====== Extracted material ======
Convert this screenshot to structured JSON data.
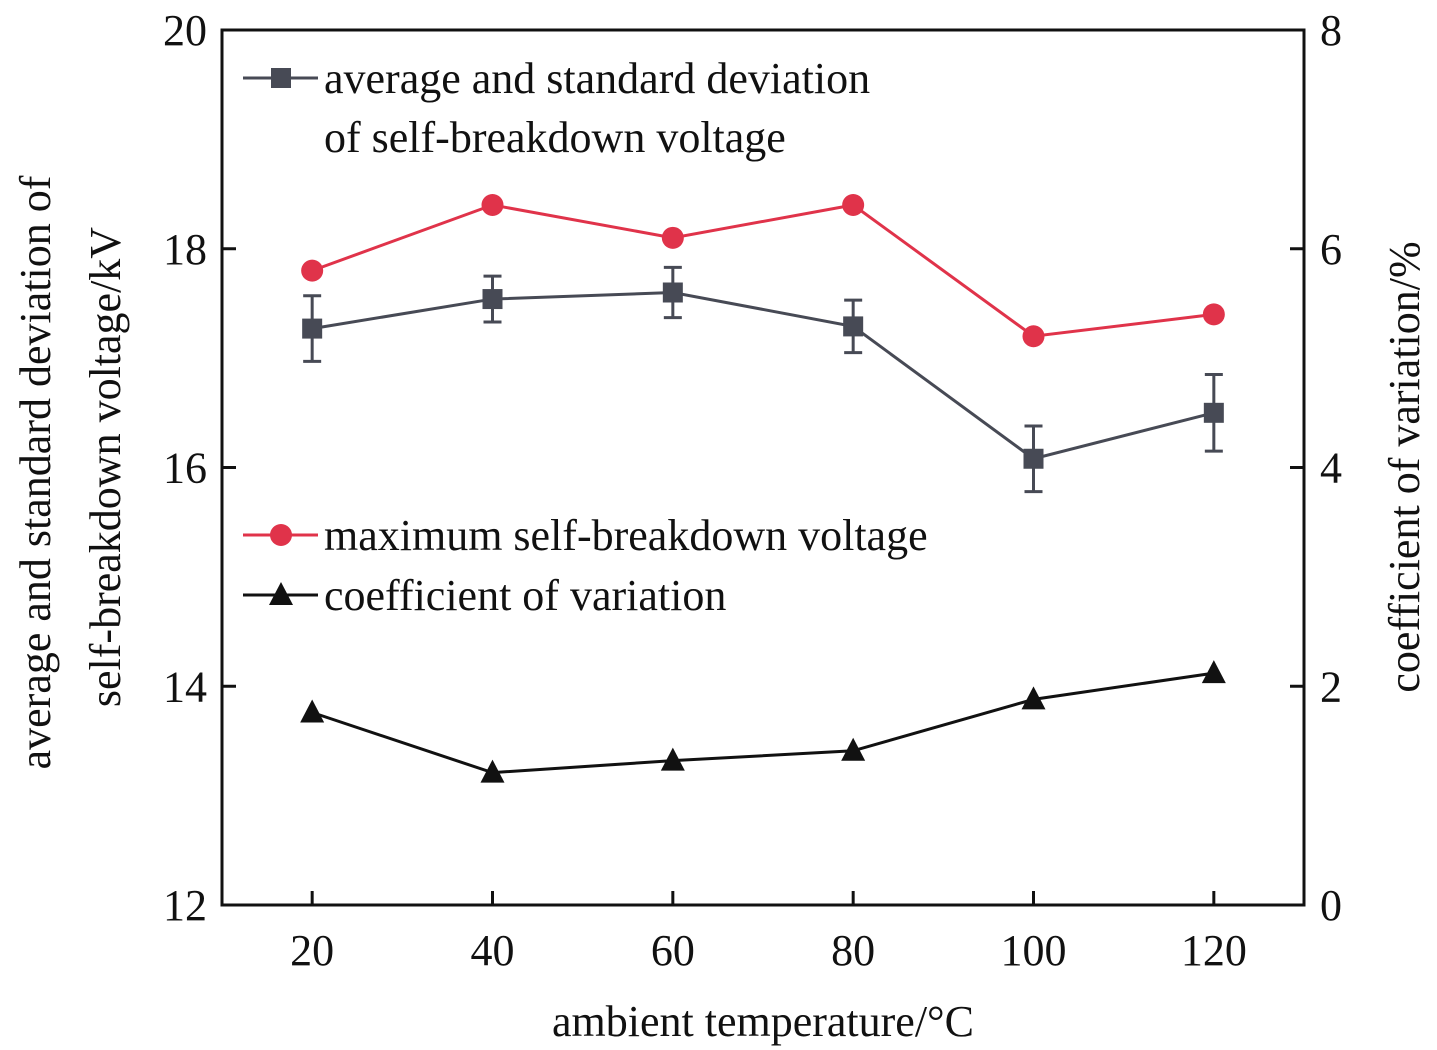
{
  "chart_data": {
    "type": "line",
    "x": [
      20,
      40,
      60,
      80,
      100,
      120
    ],
    "xlim": [
      10,
      130
    ],
    "xticks": [
      20,
      40,
      60,
      80,
      100,
      120
    ],
    "xlabel": "ambient temperature/°C",
    "ylabel_left": [
      "average and standard deviation of",
      "self-breakdown voltage/kV"
    ],
    "ylim_left": [
      12,
      20
    ],
    "yticks_left": [
      12,
      14,
      16,
      18,
      20
    ],
    "ylabel_right": "coefficient of variation/%",
    "ylim_right": [
      0,
      8
    ],
    "yticks_right": [
      0,
      2,
      4,
      6,
      8
    ],
    "grid": false,
    "series": [
      {
        "key": "avg",
        "name": [
          "average and standard deviation",
          "of self-breakdown voltage"
        ],
        "axis": "left",
        "marker": "square",
        "color": "#474a55",
        "values": [
          17.27,
          17.54,
          17.6,
          17.29,
          16.08,
          16.5
        ],
        "error": [
          0.3,
          0.21,
          0.23,
          0.24,
          0.3,
          0.35
        ]
      },
      {
        "key": "max",
        "name": [
          "maximum self-breakdown voltage"
        ],
        "axis": "left",
        "marker": "circle",
        "color": "#e0334a",
        "values": [
          17.8,
          18.4,
          18.1,
          18.4,
          17.2,
          17.4
        ]
      },
      {
        "key": "cv",
        "name": [
          "coefficient of variation"
        ],
        "axis": "right",
        "marker": "triangle",
        "color": "#111111",
        "values": [
          1.76,
          1.21,
          1.32,
          1.41,
          1.88,
          2.12
        ]
      }
    ],
    "legend": [
      {
        "series": "avg",
        "placement": "top-left"
      },
      {
        "series": "max",
        "placement": "middle-left"
      },
      {
        "series": "cv",
        "placement": "middle-left"
      }
    ]
  }
}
======
_Task statement_: From the entries above, list each line with "breakdown" in it.

_Written response_:
      "self-breakdown voltage/kV"
          "of self-breakdown voltage"
          "maximum self-breakdown voltage"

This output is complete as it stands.